Start of Source data
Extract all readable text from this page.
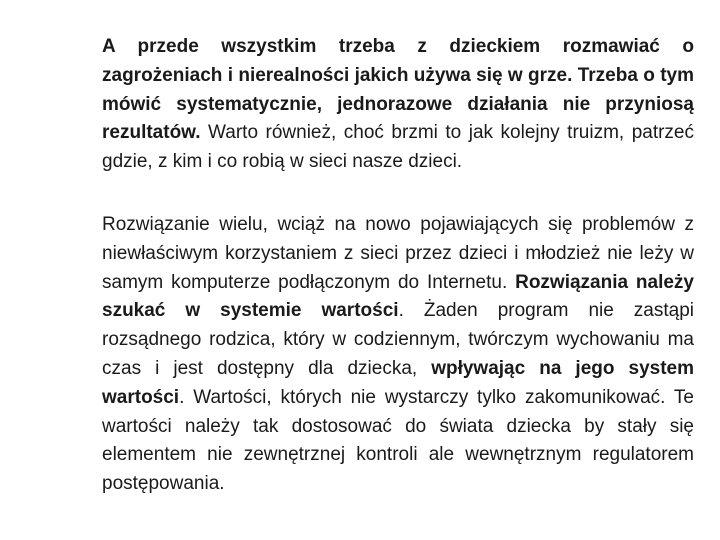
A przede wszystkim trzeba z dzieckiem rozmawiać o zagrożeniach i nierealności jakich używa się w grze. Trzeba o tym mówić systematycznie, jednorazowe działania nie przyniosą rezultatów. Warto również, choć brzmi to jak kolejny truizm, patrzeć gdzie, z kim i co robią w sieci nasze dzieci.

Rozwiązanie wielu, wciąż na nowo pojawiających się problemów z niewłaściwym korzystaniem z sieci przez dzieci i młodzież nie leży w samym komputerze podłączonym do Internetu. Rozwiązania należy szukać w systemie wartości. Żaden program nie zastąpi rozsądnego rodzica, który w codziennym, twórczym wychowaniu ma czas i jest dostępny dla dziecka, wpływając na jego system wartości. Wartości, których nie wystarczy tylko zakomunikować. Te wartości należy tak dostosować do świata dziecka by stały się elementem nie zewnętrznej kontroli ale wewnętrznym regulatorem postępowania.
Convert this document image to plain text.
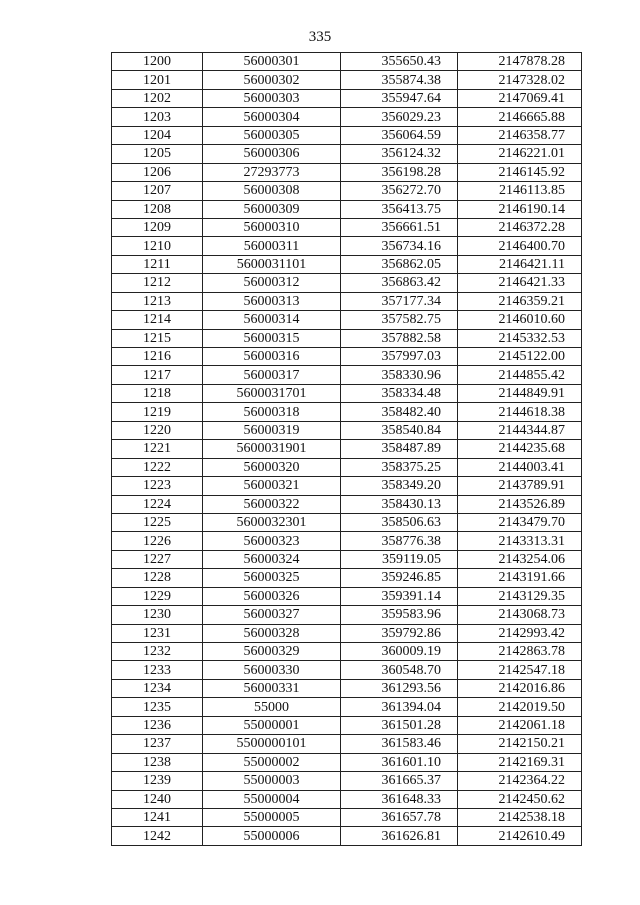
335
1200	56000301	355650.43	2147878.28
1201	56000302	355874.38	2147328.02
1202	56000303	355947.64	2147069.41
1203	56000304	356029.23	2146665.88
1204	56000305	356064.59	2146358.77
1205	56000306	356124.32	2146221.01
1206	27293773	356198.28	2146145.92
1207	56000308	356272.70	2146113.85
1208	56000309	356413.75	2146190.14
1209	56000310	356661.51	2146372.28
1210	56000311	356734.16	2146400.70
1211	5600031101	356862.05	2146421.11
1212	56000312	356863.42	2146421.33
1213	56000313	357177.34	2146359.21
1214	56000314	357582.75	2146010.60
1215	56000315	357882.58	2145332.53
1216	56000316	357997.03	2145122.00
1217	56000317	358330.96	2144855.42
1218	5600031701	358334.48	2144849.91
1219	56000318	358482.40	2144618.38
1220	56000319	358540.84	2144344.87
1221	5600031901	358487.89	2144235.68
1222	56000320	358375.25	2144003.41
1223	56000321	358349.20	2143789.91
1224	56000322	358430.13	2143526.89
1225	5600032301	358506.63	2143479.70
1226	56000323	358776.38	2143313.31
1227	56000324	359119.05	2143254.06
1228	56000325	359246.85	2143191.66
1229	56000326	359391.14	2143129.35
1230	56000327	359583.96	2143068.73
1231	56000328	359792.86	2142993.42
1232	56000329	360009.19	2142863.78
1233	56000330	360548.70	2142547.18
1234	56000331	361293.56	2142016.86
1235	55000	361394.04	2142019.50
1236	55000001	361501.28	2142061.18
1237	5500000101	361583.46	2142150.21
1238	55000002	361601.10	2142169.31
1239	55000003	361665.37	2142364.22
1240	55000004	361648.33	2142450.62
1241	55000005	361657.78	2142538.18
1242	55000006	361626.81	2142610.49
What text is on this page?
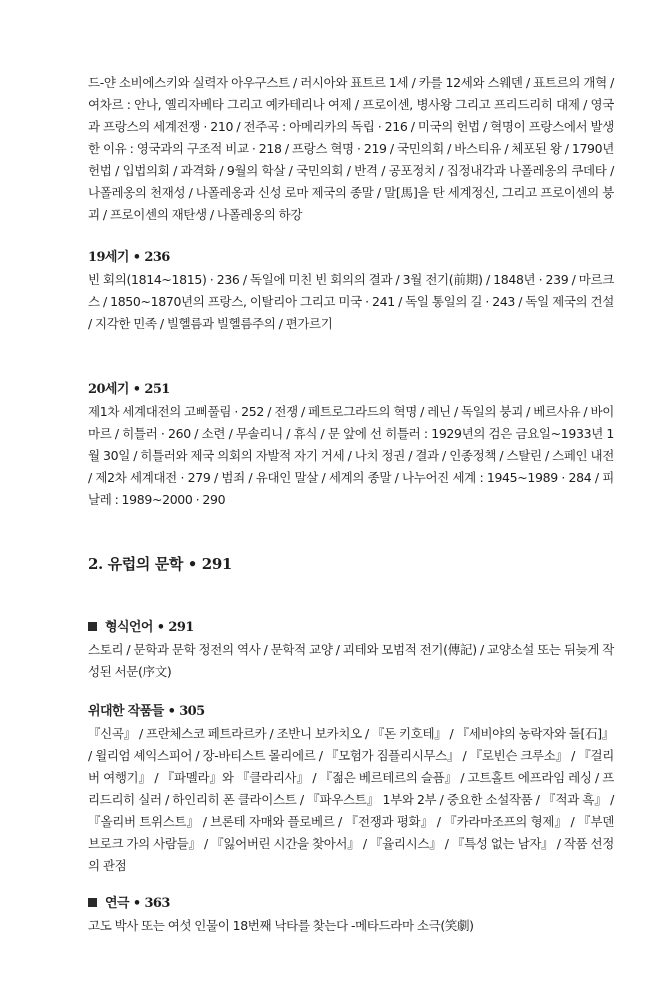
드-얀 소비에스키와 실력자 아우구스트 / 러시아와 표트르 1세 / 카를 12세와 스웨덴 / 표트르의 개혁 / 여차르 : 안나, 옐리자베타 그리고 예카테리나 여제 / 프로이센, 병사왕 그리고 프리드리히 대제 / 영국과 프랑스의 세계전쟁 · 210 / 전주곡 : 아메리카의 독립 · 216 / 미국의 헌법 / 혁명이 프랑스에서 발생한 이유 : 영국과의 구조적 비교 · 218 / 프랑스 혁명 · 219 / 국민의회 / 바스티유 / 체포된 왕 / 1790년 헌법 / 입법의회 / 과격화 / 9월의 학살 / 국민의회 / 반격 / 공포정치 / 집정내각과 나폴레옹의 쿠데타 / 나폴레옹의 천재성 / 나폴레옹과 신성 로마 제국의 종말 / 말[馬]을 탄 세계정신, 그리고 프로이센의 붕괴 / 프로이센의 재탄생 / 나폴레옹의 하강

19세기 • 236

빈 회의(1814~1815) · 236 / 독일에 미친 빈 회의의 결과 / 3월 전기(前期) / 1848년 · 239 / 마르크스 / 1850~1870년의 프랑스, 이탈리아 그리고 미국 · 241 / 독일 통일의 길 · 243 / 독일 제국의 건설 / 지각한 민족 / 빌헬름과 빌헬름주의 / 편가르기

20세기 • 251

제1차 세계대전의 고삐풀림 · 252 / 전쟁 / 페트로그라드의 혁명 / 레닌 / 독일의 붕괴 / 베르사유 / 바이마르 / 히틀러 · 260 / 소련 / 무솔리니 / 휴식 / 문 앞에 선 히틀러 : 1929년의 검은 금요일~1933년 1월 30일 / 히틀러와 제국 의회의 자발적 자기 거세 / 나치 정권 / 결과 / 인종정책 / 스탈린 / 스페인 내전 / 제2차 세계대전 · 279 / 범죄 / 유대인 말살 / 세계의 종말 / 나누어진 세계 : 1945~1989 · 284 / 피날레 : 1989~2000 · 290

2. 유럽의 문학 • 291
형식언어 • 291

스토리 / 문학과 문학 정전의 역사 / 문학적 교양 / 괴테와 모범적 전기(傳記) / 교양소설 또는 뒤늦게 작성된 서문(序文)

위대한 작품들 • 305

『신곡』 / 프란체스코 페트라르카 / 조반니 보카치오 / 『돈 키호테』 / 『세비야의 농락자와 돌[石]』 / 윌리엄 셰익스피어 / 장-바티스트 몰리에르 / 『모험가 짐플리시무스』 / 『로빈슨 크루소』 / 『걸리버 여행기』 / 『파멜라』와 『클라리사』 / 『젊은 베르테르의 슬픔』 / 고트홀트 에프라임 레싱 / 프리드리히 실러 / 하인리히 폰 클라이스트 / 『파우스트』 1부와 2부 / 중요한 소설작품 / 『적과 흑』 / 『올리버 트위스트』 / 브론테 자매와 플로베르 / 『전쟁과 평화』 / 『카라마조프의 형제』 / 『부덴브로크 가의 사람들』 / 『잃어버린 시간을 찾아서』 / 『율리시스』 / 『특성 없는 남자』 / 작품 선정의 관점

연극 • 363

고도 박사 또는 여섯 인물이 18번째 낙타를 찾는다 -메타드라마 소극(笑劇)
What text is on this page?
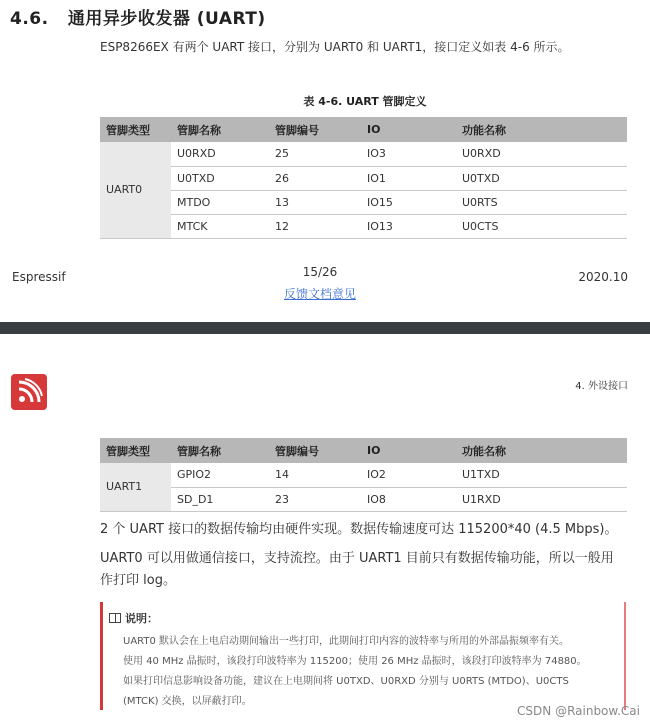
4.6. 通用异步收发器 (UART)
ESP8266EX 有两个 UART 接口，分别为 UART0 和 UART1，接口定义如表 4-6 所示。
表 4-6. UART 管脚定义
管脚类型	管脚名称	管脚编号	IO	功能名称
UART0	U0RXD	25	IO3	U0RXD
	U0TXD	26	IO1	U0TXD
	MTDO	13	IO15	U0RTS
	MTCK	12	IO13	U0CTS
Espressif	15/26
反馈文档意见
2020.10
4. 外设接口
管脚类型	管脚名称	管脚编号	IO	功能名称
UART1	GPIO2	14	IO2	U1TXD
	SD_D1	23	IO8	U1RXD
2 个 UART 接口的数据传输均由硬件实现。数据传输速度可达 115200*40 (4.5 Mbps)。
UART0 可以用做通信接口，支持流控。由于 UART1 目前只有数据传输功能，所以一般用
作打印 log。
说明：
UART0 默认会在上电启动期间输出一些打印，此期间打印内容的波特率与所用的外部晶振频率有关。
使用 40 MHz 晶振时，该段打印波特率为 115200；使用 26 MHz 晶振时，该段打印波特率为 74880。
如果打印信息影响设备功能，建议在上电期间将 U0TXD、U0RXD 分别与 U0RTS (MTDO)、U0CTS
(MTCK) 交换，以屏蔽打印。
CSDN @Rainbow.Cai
End of Source data
To be done: The data should be printed again unchanged; leave its pictures out.

Response to this exercise:
Extract all readable text from this page.
A przede wszystkim trzeba z dzieckiem rozmawiać o zagrożeniach i nierealności jakich używa się w grze. Trzeba o tym mówić systematycznie, jednorazowe działania nie przyniosą rezultatów. Warto również, choć brzmi to jak kolejny truizm, patrzeć gdzie, z kim i co robią w sieci nasze dzieci.

Rozwiązanie wielu, wciąż na nowo pojawiających się problemów z niewłaściwym korzystaniem z sieci przez dzieci i młodzież nie leży w samym komputerze podłączonym do Internetu. Rozwiązania należy szukać w systemie wartości. Żaden program nie zastąpi rozsądnego rodzica, który w codziennym, twórczym wychowaniu ma czas i jest dostępny dla dziecka, wpływając na jego system wartości. Wartości, których nie wystarczy tylko zakomunikować. Te wartości należy tak dostosować do świata dziecka by stały się elementem nie zewnętrznej kontroli ale wewnętrznym regulatorem postępowania.
Convert this document image to plain text.
335
1200	56000301	355650.43	2147878.28
1201	56000302	355874.38	2147328.02
1202	56000303	355947.64	2147069.41
1203	56000304	356029.23	2146665.88
1204	56000305	356064.59	2146358.77
1205	56000306	356124.32	2146221.01
1206	27293773	356198.28	2146145.92
1207	56000308	356272.70	2146113.85
1208	56000309	356413.75	2146190.14
1209	56000310	356661.51	2146372.28
1210	56000311	356734.16	2146400.70
1211	5600031101	356862.05	2146421.11
1212	56000312	356863.42	2146421.33
1213	56000313	357177.34	2146359.21
1214	56000314	357582.75	2146010.60
1215	56000315	357882.58	2145332.53
1216	56000316	357997.03	2145122.00
1217	56000317	358330.96	2144855.42
1218	5600031701	358334.48	2144849.91
1219	56000318	358482.40	2144618.38
1220	56000319	358540.84	2144344.87
1221	5600031901	358487.89	2144235.68
1222	56000320	358375.25	2144003.41
1223	56000321	358349.20	2143789.91
1224	56000322	358430.13	2143526.89
1225	5600032301	358506.63	2143479.70
1226	56000323	358776.38	2143313.31
1227	56000324	359119.05	2143254.06
1228	56000325	359246.85	2143191.66
1229	56000326	359391.14	2143129.35
1230	56000327	359583.96	2143068.73
1231	56000328	359792.86	2142993.42
1232	56000329	360009.19	2142863.78
1233	56000330	360548.70	2142547.18
1234	56000331	361293.56	2142016.86
1235	55000	361394.04	2142019.50
1236	55000001	361501.28	2142061.18
1237	5500000101	361583.46	2142150.21
1238	55000002	361601.10	2142169.31
1239	55000003	361665.37	2142364.22
1240	55000004	361648.33	2142450.62
1241	55000005	361657.78	2142538.18
1242	55000006	361626.81	2142610.49
What text is on this page?
드-얀 소비에스키와 실력자 아우구스트 / 러시아와 표트르 1세 / 카를 12세와 스웨덴 / 표트르의 개혁 / 여차르 : 안나, 옐리자베타 그리고 예카테리나 여제 / 프로이센, 병사왕 그리고 프리드리히 대제 / 영국과 프랑스의 세계전쟁 · 210 / 전주곡 : 아메리카의 독립 · 216 / 미국의 헌법 / 혁명이 프랑스에서 발생한 이유 : 영국과의 구조적 비교 · 218 / 프랑스 혁명 · 219 / 국민의회 / 바스티유 / 체포된 왕 / 1790년 헌법 / 입법의회 / 과격화 / 9월의 학살 / 국민의회 / 반격 / 공포정치 / 집정내각과 나폴레옹의 쿠데타 / 나폴레옹의 천재성 / 나폴레옹과 신성 로마 제국의 종말 / 말[馬]을 탄 세계정신, 그리고 프로이센의 붕괴 / 프로이센의 재탄생 / 나폴레옹의 하강

19세기 • 236

빈 회의(1814~1815) · 236 / 독일에 미친 빈 회의의 결과 / 3월 전기(前期) / 1848년 · 239 / 마르크스 / 1850~1870년의 프랑스, 이탈리아 그리고 미국 · 241 / 독일 통일의 길 · 243 / 독일 제국의 건설 / 지각한 민족 / 빌헬름과 빌헬름주의 / 편가르기

20세기 • 251

제1차 세계대전의 고삐풀림 · 252 / 전쟁 / 페트로그라드의 혁명 / 레닌 / 독일의 붕괴 / 베르사유 / 바이마르 / 히틀러 · 260 / 소련 / 무솔리니 / 휴식 / 문 앞에 선 히틀러 : 1929년의 검은 금요일~1933년 1월 30일 / 히틀러와 제국 의회의 자발적 자기 거세 / 나치 정권 / 결과 / 인종정책 / 스탈린 / 스페인 내전 / 제2차 세계대전 · 279 / 범죄 / 유대인 말살 / 세계의 종말 / 나누어진 세계 : 1945~1989 · 284 / 피날레 : 1989~2000 · 290

2. 유럽의 문학 • 291
형식언어 • 291

스토리 / 문학과 문학 정전의 역사 / 문학적 교양 / 괴테와 모범적 전기(傳記) / 교양소설 또는 뒤늦게 작성된 서문(序文)

위대한 작품들 • 305

『신곡』 / 프란체스코 페트라르카 / 조반니 보카치오 / 『돈 키호테』 / 『세비야의 농락자와 돌[石]』 / 윌리엄 셰익스피어 / 장-바티스트 몰리에르 / 『모험가 짐플리시무스』 / 『로빈슨 크루소』 / 『걸리버 여행기』 / 『파멜라』와 『클라리사』 / 『젊은 베르테르의 슬픔』 / 고트홀트 에프라임 레싱 / 프리드리히 실러 / 하인리히 폰 클라이스트 / 『파우스트』 1부와 2부 / 중요한 소설작품 / 『적과 흑』 / 『올리버 트위스트』 / 브론테 자매와 플로베르 / 『전쟁과 평화』 / 『카라마조프의 형제』 / 『부덴브로크 가의 사람들』 / 『잃어버린 시간을 찾아서』 / 『율리시스』 / 『특성 없는 남자』 / 작품 선정의 관점

연극 • 363

고도 박사 또는 여섯 인물이 18번째 낙타를 찾는다 -메타드라마 소극(笑劇)
What text is on this page?
4.6. 通用异步收发器 (UART)
ESP8266EX 有两个 UART 接口，分别为 UART0 和 UART1，接口定义如表 4-6 所示。
表 4-6. UART 管脚定义
管脚类型	管脚名称	管脚编号	IO	功能名称
UART0	U0RXD	25	IO3	U0RXD
	U0TXD	26	IO1	U0TXD
	MTDO	13	IO15	U0RTS
	MTCK	12	IO13	U0CTS
Espressif	15/26
反馈文档意见
2020.10
4. 外设接口
管脚类型	管脚名称	管脚编号	IO	功能名称
UART1	GPIO2	14	IO2	U1TXD
	SD_D1	23	IO8	U1RXD
2 个 UART 接口的数据传输均由硬件实现。数据传输速度可达 115200*40 (4.5 Mbps)。
UART0 可以用做通信接口，支持流控。由于 UART1 目前只有数据传输功能，所以一般用
作打印 log。
说明：
UART0 默认会在上电启动期间输出一些打印，此期间打印内容的波特率与所用的外部晶振频率有关。
使用 40 MHz 晶振时，该段打印波特率为 115200；使用 26 MHz 晶振时，该段打印波特率为 74880。
如果打印信息影响设备功能，建议在上电期间将 U0TXD、U0RXD 分别与 U0RTS (MTDO)、U0CTS
(MTCK) 交换，以屏蔽打印。
CSDN @Rainbow.Cai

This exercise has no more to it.